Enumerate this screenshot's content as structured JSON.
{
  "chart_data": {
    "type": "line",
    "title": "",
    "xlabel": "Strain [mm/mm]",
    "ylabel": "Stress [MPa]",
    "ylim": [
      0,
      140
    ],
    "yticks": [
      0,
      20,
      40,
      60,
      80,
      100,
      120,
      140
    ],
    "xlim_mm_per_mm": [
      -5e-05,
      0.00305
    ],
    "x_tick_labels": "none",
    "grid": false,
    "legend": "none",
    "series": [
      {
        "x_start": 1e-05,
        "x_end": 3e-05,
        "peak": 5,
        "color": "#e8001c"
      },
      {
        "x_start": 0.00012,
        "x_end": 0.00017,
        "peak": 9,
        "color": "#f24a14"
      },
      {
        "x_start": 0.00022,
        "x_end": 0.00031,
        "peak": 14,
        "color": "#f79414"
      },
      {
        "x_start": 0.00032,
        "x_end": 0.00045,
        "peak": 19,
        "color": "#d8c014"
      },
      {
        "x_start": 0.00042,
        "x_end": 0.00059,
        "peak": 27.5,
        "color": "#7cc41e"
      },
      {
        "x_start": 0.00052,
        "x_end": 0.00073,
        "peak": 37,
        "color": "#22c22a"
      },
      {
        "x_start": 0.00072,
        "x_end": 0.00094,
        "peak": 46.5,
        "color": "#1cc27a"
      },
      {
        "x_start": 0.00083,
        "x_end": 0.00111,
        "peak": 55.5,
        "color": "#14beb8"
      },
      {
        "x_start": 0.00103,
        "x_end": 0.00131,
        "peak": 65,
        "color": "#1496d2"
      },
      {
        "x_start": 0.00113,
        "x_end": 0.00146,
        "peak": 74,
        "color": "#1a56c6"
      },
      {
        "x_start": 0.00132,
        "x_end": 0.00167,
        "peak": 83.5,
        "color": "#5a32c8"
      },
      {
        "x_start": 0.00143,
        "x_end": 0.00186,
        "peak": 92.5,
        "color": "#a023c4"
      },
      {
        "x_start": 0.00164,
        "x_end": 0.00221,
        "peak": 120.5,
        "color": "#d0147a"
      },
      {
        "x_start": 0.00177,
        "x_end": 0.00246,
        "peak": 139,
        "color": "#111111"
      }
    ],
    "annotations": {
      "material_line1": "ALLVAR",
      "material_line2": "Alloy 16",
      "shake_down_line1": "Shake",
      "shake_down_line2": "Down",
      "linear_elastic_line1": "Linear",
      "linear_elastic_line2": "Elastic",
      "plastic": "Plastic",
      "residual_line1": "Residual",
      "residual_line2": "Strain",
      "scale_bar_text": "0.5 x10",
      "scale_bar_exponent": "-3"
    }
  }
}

_Work instructions_
Show every line of the records above that contains the word "Strain".

_Output_
    "xlabel": "Strain [mm/mm]",
      "residual_line2": "Strain",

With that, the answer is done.